Data shown:
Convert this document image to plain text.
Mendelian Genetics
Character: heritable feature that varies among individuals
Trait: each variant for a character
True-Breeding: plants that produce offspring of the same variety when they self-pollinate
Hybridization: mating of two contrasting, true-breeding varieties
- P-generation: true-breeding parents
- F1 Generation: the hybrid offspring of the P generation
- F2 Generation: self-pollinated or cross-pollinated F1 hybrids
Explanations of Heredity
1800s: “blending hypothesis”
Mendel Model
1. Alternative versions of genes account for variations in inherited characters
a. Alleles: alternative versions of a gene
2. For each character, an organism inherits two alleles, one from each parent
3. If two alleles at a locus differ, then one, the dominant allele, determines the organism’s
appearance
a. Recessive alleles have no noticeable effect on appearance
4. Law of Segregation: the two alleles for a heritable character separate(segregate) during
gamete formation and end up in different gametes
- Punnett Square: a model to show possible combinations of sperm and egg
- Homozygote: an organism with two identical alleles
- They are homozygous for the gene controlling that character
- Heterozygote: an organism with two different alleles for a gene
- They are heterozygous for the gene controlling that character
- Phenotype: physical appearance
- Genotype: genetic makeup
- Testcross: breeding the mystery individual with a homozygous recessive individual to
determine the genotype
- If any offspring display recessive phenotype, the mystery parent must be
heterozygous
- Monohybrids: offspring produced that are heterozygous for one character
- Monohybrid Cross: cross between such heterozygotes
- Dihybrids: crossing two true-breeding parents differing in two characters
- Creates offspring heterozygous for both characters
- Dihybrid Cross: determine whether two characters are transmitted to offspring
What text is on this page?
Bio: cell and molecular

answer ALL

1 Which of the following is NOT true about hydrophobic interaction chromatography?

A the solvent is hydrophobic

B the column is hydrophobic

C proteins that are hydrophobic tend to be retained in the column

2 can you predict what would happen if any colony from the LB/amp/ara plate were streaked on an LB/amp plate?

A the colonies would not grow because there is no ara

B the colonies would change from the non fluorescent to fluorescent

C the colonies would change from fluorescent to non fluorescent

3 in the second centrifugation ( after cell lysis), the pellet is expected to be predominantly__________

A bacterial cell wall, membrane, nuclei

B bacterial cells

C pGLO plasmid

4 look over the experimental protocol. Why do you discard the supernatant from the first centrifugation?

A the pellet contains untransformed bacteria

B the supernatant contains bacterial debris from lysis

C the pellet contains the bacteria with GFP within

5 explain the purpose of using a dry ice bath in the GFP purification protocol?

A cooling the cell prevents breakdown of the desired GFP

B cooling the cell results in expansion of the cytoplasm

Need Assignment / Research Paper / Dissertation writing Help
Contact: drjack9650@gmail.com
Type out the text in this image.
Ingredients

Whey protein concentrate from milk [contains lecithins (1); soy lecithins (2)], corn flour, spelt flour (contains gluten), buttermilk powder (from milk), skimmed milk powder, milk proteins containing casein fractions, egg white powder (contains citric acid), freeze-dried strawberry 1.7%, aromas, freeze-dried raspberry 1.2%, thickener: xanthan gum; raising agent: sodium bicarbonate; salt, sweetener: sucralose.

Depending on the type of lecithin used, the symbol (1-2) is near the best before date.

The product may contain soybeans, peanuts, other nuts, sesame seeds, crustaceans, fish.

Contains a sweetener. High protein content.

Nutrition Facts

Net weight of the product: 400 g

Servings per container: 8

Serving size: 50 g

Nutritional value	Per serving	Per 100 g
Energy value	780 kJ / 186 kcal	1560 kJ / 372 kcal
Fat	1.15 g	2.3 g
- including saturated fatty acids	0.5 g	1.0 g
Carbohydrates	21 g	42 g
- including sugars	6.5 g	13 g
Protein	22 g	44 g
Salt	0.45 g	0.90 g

What to produce: All lines with the string "parents" must be copied from the data.

Task output:
- P-generation: true-breeding parents
- Dihybrids: crossing two true-breeding parents differing in two characters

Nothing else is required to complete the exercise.